§ **PAGE TEXT**:
Begin

Build medallion architecture using Apache Flink, Trino with Microsoft Fabric and HDInsight on AKS

ssonwane · Oct 12, 2023

Author: Snehal Sonwane, Service Engineer, Azure Data & AI, Abhishek Jain & Sairam Yeturi, Product Manager's, HDInsight

In this era of AI, we have many options to build data platforms, and the technology stack is incubating fast.

As the data landscape continues to scale, enterprises become more invested to build the platforms to scale and sustain to meet 3 big V’s - Volume, Velocity and Variety, paving way to modern architecture of data platforms to meet enterprise scale.

Introduction to HDInsight on AKS

Microsoft's Azure HDInsight is a managed, full-spectrum, open-source analytics service in the cloud for enterprises. With HDInsight, you can use open-source frameworks such as, Apache Spark, Apache Hive, LLAP, Apache Kafka, Hadoop and more, in your Azure environment.

End

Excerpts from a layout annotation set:
Begin

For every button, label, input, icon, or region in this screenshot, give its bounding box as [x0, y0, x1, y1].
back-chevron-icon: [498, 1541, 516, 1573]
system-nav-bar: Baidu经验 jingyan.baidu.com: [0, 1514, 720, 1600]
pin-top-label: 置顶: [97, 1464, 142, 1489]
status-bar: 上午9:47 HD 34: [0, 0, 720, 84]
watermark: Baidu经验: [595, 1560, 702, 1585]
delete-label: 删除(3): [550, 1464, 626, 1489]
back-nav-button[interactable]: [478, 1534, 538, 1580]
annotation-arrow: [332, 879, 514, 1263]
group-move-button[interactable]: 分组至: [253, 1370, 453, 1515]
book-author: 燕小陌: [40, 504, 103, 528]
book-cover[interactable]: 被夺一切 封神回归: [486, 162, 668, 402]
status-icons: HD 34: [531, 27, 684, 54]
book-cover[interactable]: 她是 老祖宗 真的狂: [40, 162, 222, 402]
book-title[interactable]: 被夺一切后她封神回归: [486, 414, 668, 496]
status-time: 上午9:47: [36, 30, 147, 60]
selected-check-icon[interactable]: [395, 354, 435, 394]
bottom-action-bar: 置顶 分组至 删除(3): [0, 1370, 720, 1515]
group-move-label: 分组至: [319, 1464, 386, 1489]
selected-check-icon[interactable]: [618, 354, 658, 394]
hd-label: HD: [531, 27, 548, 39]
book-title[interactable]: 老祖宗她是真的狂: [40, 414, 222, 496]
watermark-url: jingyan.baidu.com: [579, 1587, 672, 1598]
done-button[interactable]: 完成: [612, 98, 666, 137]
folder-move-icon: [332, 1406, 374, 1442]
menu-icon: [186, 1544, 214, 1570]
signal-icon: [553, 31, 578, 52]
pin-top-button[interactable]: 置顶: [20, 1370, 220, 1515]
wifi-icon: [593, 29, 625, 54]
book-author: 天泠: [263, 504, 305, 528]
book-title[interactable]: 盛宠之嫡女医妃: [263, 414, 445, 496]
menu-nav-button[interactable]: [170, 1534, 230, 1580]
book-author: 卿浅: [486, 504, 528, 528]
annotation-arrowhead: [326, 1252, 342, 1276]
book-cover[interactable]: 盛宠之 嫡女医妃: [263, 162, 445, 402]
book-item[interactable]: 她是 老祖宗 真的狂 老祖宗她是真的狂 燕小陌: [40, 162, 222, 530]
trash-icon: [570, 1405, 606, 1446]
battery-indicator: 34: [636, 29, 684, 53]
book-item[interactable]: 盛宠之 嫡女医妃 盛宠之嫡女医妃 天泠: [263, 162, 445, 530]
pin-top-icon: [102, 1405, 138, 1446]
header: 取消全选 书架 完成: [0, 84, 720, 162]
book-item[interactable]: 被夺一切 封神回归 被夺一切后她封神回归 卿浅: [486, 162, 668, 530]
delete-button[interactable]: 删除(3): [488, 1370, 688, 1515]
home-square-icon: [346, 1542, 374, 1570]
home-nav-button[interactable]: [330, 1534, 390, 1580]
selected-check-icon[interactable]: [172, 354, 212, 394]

End

§ **AIM OF THE TASK**:
Rewrite the medallion architecture post from "As the data" to "meet enterprise scale.", changing "Velocity" to "Veracity".

§ **RIGHT ANSWER**:
As the data landscape continues to scale, enterprises become more invested to build the platforms to scale and sustain to meet 3 big V’s - Volume, Veracity and Variety, paving way to modern architecture of data platforms to meet enterprise scale.